**GIVEN ENTRIES:**
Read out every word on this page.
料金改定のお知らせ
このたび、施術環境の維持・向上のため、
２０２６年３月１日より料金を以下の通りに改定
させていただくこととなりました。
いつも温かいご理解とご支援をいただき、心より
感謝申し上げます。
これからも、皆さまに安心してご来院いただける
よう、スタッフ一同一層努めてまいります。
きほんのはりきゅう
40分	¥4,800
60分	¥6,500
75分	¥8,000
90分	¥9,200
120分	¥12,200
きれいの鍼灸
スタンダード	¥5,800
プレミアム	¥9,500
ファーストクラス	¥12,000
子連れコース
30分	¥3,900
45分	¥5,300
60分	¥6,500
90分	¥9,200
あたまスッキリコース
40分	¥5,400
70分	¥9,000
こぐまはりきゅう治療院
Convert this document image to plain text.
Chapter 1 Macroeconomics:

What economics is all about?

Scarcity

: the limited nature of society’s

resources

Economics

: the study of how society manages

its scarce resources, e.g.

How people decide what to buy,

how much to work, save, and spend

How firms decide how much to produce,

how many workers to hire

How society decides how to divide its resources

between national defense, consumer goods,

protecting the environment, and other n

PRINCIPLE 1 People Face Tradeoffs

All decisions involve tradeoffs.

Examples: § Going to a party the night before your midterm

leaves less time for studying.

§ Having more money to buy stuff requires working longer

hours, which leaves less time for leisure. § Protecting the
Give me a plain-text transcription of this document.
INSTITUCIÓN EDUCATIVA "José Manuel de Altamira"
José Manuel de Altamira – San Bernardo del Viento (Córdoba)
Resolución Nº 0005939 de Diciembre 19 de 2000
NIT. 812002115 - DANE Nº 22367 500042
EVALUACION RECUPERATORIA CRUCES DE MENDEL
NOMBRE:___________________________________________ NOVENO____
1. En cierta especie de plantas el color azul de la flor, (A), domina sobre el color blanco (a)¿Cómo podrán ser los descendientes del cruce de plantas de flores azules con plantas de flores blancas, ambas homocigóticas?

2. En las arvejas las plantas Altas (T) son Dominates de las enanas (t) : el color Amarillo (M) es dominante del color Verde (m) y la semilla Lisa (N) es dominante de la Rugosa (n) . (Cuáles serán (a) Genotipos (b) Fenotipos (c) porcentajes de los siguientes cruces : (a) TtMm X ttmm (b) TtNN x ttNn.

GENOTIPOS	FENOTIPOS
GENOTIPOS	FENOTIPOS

**SHORT TASK:**
Search the data for "leaves". Copy every matching line.

**SOLUTION FOR THIS EXERCISE:**
leaves less time for studying.
hours, which leaves less time for leisure. § Protecting the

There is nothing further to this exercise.